─── RECORDED INFORMATION

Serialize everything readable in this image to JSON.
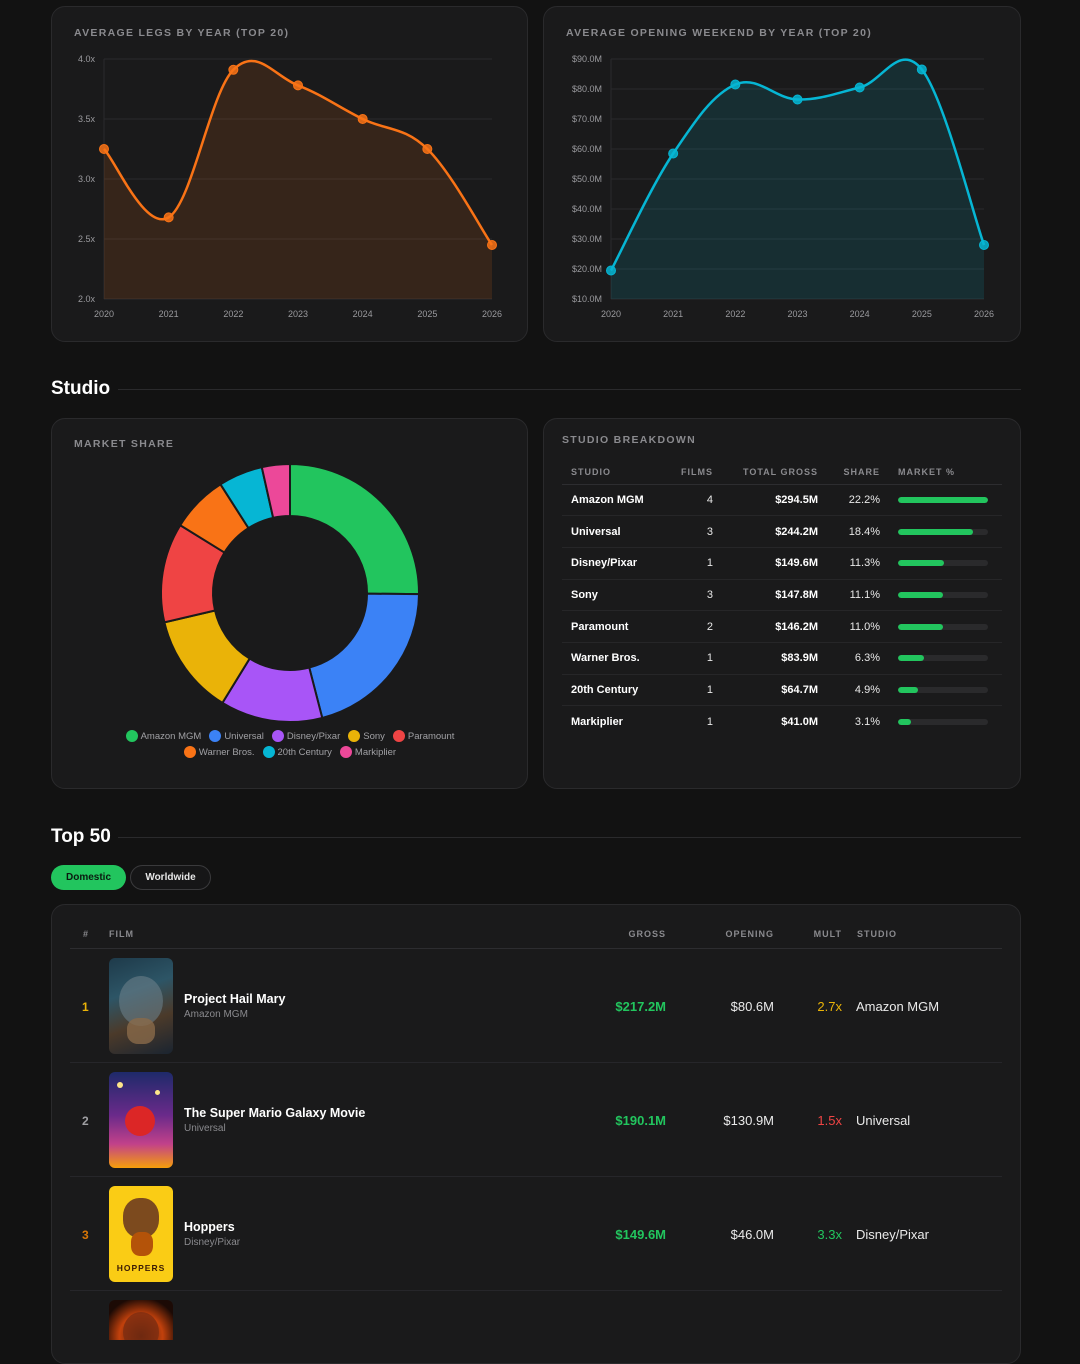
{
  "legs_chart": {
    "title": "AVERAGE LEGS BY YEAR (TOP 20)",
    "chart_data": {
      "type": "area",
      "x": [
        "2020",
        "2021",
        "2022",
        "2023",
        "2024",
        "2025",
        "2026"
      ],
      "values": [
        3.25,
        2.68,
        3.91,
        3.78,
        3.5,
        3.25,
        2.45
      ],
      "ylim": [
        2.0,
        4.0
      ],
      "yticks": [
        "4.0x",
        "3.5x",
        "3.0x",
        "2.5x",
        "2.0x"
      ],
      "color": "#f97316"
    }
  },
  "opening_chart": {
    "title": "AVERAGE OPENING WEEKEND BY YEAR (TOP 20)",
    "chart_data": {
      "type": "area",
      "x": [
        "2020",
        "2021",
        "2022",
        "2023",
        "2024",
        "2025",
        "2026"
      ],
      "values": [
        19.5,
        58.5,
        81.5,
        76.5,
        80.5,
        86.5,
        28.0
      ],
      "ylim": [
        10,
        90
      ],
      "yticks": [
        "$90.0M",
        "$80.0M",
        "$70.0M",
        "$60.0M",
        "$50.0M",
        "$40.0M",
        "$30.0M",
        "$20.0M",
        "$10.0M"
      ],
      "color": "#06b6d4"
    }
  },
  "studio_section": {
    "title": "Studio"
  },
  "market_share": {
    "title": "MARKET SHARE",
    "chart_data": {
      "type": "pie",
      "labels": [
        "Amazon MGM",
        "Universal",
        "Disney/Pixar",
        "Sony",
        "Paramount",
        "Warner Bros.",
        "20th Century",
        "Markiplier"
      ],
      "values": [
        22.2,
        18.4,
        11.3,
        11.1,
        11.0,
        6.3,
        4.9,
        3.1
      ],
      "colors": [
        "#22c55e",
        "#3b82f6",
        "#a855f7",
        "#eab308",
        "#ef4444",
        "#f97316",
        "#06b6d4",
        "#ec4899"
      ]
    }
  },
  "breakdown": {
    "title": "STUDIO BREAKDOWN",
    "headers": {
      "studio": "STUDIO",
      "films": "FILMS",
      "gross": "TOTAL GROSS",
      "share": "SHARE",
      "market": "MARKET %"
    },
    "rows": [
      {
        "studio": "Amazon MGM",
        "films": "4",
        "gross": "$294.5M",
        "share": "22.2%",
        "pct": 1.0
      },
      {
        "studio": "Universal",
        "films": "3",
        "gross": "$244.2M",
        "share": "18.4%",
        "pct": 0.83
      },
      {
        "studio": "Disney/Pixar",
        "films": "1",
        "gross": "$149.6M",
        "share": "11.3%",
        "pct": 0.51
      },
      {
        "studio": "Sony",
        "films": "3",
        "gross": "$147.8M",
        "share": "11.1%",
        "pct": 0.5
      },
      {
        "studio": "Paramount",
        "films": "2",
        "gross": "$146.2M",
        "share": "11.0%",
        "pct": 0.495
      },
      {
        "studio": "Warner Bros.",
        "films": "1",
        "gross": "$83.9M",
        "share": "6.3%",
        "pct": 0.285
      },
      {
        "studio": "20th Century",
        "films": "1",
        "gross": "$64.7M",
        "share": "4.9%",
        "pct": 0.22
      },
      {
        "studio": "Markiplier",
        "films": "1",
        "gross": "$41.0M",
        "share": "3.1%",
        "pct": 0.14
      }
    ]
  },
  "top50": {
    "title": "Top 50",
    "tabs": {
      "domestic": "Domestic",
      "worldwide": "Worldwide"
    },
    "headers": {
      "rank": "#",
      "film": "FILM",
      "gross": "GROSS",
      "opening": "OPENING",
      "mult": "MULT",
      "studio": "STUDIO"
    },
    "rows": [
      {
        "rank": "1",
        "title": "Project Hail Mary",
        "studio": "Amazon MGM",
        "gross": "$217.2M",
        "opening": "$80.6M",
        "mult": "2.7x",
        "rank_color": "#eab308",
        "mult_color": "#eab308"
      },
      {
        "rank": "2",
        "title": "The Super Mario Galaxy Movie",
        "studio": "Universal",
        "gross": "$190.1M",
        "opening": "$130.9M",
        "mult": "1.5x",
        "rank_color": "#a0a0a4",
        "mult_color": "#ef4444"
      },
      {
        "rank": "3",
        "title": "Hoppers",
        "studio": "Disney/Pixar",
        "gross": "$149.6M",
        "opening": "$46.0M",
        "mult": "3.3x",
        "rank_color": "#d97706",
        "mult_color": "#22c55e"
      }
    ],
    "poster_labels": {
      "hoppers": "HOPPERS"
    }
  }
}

──────

Write out the records above exactly as they stand, leaving out every picture.

Serialize everything readable in this image to JSON.
{
  "legs_chart": {
    "title": "AVERAGE LEGS BY YEAR (TOP 20)",
    "chart_data": {
      "type": "area",
      "x": [
        "2020",
        "2021",
        "2022",
        "2023",
        "2024",
        "2025",
        "2026"
      ],
      "values": [
        3.25,
        2.68,
        3.91,
        3.78,
        3.5,
        3.25,
        2.45
      ],
      "ylim": [
        2.0,
        4.0
      ],
      "yticks": [
        "4.0x",
        "3.5x",
        "3.0x",
        "2.5x",
        "2.0x"
      ],
      "color": "#f97316"
    }
  },
  "opening_chart": {
    "title": "AVERAGE OPENING WEEKEND BY YEAR (TOP 20)",
    "chart_data": {
      "type": "area",
      "x": [
        "2020",
        "2021",
        "2022",
        "2023",
        "2024",
        "2025",
        "2026"
      ],
      "values": [
        19.5,
        58.5,
        81.5,
        76.5,
        80.5,
        86.5,
        28.0
      ],
      "ylim": [
        10,
        90
      ],
      "yticks": [
        "$90.0M",
        "$80.0M",
        "$70.0M",
        "$60.0M",
        "$50.0M",
        "$40.0M",
        "$30.0M",
        "$20.0M",
        "$10.0M"
      ],
      "color": "#06b6d4"
    }
  },
  "studio_section": {
    "title": "Studio"
  },
  "market_share": {
    "title": "MARKET SHARE",
    "chart_data": {
      "type": "pie",
      "labels": [
        "Amazon MGM",
        "Universal",
        "Disney/Pixar",
        "Sony",
        "Paramount",
        "Warner Bros.",
        "20th Century",
        "Markiplier"
      ],
      "values": [
        22.2,
        18.4,
        11.3,
        11.1,
        11.0,
        6.3,
        4.9,
        3.1
      ],
      "colors": [
        "#22c55e",
        "#3b82f6",
        "#a855f7",
        "#eab308",
        "#ef4444",
        "#f97316",
        "#06b6d4",
        "#ec4899"
      ]
    }
  },
  "breakdown": {
    "title": "STUDIO BREAKDOWN",
    "headers": {
      "studio": "STUDIO",
      "films": "FILMS",
      "gross": "TOTAL GROSS",
      "share": "SHARE",
      "market": "MARKET %"
    },
    "rows": [
      {
        "studio": "Amazon MGM",
        "films": "4",
        "gross": "$294.5M",
        "share": "22.2%",
        "pct": 1.0
      },
      {
        "studio": "Universal",
        "films": "3",
        "gross": "$244.2M",
        "share": "18.4%",
        "pct": 0.83
      },
      {
        "studio": "Disney/Pixar",
        "films": "1",
        "gross": "$149.6M",
        "share": "11.3%",
        "pct": 0.51
      },
      {
        "studio": "Sony",
        "films": "3",
        "gross": "$147.8M",
        "share": "11.1%",
        "pct": 0.5
      },
      {
        "studio": "Paramount",
        "films": "2",
        "gross": "$146.2M",
        "share": "11.0%",
        "pct": 0.495
      },
      {
        "studio": "Warner Bros.",
        "films": "1",
        "gross": "$83.9M",
        "share": "6.3%",
        "pct": 0.285
      },
      {
        "studio": "20th Century",
        "films": "1",
        "gross": "$64.7M",
        "share": "4.9%",
        "pct": 0.22
      },
      {
        "studio": "Markiplier",
        "films": "1",
        "gross": "$41.0M",
        "share": "3.1%",
        "pct": 0.14
      }
    ]
  },
  "top50": {
    "title": "Top 50",
    "tabs": {
      "domestic": "Domestic",
      "worldwide": "Worldwide"
    },
    "headers": {
      "rank": "#",
      "film": "FILM",
      "gross": "GROSS",
      "opening": "OPENING",
      "mult": "MULT",
      "studio": "STUDIO"
    },
    "rows": [
      {
        "rank": "1",
        "title": "Project Hail Mary",
        "studio": "Amazon MGM",
        "gross": "$217.2M",
        "opening": "$80.6M",
        "mult": "2.7x",
        "rank_color": "#eab308",
        "mult_color": "#eab308"
      },
      {
        "rank": "2",
        "title": "The Super Mario Galaxy Movie",
        "studio": "Universal",
        "gross": "$190.1M",
        "opening": "$130.9M",
        "mult": "1.5x",
        "rank_color": "#a0a0a4",
        "mult_color": "#ef4444"
      },
      {
        "rank": "3",
        "title": "Hoppers",
        "studio": "Disney/Pixar",
        "gross": "$149.6M",
        "opening": "$46.0M",
        "mult": "3.3x",
        "rank_color": "#d97706",
        "mult_color": "#22c55e"
      }
    ],
    "poster_labels": {
      "hoppers": "HOPPERS"
    }
  }
}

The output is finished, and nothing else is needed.